**What you are asked to do:** In the records that follow, locate every line with "Level" and extract it.

[Dataset rows about figures]
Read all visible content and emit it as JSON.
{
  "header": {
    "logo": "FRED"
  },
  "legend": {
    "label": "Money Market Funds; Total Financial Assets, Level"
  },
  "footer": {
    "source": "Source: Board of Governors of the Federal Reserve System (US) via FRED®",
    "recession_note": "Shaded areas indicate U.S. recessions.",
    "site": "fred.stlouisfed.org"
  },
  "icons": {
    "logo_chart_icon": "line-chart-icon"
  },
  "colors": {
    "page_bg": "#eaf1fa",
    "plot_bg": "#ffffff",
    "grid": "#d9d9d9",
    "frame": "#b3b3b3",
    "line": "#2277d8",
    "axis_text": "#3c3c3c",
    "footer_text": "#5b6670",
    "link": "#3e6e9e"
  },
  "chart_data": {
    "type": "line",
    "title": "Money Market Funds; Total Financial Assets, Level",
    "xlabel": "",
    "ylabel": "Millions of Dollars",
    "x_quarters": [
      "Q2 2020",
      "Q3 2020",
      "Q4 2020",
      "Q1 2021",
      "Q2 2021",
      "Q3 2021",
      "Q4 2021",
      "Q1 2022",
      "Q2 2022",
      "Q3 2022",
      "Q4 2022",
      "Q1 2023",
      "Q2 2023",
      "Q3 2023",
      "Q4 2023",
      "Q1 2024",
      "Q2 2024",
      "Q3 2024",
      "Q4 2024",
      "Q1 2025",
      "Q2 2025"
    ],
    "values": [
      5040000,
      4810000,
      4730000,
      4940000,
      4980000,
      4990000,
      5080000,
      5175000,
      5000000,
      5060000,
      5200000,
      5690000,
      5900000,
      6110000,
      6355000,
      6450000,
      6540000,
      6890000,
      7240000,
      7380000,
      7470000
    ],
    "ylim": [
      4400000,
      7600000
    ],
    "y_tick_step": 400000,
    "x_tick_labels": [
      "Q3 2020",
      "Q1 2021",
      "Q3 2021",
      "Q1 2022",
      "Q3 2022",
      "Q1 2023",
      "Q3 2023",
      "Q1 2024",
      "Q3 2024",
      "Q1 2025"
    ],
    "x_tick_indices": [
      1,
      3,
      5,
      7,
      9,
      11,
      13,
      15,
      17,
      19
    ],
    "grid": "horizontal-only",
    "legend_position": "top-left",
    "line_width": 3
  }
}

**Response:**
    "label": "Money Market Funds; Total Financial Assets, Level"
    "title": "Money Market Funds; Total Financial Assets, Level",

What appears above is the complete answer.